[Some records]
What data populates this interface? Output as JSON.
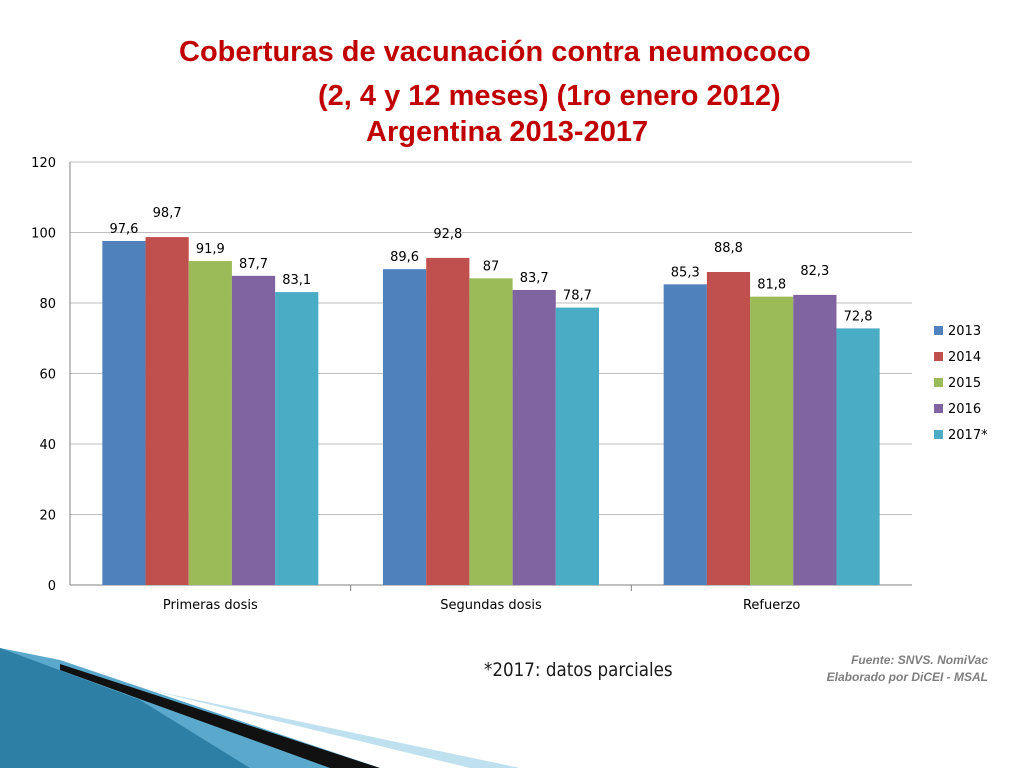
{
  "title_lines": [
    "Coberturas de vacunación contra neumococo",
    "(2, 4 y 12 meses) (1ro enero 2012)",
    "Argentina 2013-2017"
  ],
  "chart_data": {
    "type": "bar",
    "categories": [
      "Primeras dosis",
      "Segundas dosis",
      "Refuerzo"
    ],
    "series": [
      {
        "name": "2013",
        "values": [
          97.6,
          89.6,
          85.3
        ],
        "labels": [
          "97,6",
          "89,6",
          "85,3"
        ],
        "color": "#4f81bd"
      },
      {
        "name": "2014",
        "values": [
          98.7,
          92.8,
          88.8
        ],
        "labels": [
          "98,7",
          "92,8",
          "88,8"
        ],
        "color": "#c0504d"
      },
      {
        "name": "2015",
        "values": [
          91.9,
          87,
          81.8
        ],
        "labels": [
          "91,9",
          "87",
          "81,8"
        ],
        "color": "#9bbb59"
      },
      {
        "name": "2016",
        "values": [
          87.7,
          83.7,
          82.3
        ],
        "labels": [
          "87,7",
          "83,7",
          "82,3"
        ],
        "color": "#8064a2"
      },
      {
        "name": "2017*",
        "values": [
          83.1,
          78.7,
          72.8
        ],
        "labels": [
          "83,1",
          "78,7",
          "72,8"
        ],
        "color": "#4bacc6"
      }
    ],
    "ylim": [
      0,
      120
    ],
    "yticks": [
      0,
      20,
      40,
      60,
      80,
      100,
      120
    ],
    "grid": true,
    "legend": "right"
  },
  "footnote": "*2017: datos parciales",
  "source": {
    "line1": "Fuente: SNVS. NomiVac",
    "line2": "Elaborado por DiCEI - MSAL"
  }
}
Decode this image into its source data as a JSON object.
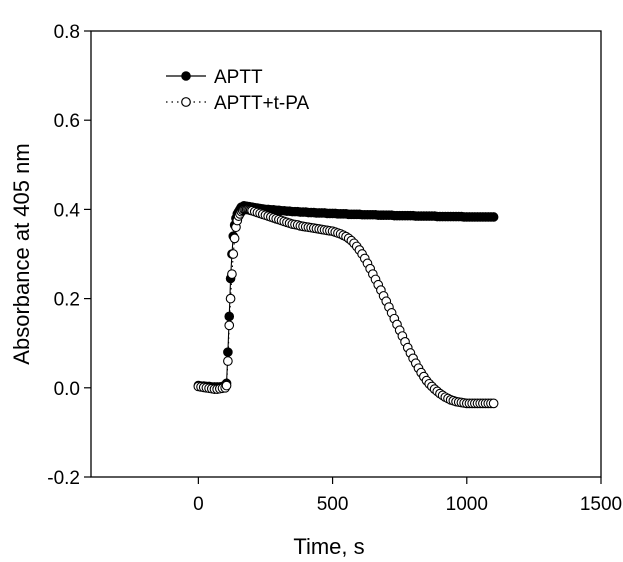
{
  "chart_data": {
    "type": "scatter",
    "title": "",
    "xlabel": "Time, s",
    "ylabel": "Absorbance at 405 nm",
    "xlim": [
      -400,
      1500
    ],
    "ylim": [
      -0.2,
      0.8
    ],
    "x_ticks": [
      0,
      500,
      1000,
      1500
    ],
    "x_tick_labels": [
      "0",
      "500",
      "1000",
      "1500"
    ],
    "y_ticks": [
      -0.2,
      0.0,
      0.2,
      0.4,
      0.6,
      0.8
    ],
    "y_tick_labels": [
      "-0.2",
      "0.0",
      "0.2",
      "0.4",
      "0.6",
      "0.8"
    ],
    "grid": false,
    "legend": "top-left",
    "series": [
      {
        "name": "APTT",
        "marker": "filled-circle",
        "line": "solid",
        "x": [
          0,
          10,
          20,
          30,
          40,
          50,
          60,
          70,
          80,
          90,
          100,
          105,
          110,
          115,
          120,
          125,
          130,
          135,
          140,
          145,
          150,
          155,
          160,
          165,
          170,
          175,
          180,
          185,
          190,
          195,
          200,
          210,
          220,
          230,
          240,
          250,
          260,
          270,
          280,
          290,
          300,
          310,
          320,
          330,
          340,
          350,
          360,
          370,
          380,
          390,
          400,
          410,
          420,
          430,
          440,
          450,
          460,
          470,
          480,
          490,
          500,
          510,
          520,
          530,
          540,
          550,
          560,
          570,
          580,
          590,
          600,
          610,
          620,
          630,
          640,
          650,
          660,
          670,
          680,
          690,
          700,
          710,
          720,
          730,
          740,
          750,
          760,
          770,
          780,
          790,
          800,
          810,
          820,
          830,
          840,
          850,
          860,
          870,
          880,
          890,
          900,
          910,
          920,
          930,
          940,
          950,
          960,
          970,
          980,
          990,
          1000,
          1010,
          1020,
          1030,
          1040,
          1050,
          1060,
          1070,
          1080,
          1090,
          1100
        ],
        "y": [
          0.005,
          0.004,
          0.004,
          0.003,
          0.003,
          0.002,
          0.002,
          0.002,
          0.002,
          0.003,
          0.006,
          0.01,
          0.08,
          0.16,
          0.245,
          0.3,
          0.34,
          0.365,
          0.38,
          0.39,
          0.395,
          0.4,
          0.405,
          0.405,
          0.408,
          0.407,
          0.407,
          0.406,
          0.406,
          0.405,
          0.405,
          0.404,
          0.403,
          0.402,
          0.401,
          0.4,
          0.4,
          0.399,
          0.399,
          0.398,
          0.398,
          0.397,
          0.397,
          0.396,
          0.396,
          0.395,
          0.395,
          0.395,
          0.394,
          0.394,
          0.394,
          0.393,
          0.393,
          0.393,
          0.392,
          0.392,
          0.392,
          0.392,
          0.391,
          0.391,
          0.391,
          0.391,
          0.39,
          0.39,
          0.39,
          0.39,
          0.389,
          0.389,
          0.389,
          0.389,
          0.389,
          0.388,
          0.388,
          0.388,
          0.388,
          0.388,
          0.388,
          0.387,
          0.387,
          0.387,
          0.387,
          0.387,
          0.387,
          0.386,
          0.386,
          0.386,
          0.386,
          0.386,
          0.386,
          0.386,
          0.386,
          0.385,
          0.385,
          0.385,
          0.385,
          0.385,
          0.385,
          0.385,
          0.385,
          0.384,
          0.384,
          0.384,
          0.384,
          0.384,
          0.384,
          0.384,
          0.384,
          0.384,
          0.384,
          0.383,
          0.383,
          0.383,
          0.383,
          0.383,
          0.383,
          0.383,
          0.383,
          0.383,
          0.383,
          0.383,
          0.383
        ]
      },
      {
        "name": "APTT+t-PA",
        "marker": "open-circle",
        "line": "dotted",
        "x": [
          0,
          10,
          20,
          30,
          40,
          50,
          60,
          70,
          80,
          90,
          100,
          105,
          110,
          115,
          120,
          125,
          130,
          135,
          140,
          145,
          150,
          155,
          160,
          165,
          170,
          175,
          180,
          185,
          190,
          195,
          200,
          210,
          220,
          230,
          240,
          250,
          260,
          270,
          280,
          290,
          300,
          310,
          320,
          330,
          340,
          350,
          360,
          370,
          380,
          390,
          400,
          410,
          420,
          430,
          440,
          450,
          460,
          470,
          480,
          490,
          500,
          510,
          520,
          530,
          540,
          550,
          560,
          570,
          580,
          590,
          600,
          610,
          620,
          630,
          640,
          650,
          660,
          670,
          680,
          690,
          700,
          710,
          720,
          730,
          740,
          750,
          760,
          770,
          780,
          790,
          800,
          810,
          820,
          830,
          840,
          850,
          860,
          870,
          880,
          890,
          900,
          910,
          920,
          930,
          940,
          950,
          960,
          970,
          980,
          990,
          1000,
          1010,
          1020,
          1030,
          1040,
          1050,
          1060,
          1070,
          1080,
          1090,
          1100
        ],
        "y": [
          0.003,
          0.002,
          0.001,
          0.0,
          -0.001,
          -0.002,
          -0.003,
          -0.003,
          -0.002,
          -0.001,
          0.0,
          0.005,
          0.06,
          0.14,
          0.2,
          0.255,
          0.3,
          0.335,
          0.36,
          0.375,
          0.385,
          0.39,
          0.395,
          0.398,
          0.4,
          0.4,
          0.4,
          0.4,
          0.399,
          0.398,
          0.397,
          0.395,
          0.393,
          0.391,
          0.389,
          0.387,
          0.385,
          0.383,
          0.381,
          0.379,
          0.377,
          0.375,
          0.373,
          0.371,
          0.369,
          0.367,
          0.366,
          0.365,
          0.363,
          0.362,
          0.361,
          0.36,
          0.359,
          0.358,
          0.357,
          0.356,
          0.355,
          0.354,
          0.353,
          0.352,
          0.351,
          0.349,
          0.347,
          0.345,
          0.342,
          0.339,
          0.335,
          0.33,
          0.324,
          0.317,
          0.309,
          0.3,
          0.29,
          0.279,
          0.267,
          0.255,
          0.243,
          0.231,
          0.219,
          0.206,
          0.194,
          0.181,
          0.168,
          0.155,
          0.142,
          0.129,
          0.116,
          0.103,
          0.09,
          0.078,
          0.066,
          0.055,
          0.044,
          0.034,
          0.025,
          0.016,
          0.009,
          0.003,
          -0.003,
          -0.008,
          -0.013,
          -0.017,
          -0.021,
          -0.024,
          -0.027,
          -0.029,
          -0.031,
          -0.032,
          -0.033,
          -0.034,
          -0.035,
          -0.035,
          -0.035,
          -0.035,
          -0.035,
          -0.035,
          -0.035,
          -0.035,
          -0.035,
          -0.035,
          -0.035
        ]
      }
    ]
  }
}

■ **YOUR OBJECTIVE**
Go through the entries above and pull out each line with "marker" in it.

■ **ANSWER BELOW**
        "marker": "filled-circle",
        "marker": "open-circle",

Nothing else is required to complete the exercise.